Goal » Give only the number of lines in the listing below where the string "IHME" occurs.

A block of data »

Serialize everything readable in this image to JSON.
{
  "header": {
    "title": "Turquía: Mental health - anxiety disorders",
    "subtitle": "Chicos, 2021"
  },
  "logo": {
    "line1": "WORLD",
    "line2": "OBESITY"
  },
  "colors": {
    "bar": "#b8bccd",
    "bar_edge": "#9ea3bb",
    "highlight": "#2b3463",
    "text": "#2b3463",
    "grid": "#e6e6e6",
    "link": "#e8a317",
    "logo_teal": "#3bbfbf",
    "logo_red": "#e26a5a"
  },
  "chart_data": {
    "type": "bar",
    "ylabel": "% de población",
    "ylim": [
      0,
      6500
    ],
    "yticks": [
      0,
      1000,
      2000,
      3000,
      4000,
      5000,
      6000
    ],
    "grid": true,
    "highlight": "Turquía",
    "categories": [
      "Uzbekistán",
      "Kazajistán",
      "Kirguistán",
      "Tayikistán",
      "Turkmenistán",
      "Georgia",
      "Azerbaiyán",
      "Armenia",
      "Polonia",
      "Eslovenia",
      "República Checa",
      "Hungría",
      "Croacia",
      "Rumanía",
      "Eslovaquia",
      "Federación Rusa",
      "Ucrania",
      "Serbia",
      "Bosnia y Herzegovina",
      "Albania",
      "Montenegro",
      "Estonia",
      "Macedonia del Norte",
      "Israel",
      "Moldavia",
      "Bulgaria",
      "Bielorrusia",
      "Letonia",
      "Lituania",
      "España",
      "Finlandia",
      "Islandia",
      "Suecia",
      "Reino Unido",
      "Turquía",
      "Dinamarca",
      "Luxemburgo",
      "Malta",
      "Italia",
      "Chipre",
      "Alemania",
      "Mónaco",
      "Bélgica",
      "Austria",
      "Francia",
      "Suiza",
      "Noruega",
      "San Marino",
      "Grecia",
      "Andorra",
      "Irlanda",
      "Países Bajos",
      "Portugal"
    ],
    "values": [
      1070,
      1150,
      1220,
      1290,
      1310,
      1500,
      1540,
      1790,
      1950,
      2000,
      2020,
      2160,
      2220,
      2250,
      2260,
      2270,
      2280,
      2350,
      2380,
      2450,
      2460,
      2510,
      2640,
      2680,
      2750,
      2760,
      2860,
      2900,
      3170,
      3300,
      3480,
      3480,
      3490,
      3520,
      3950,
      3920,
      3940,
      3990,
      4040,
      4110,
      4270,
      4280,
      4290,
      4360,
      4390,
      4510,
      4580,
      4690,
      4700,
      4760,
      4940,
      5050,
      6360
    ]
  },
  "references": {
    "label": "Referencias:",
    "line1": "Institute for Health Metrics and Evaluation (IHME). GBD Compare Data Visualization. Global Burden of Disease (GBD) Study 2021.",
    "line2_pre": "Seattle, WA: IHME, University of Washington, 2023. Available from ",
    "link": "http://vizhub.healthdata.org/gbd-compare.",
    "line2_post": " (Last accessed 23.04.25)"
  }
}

The completed task » 2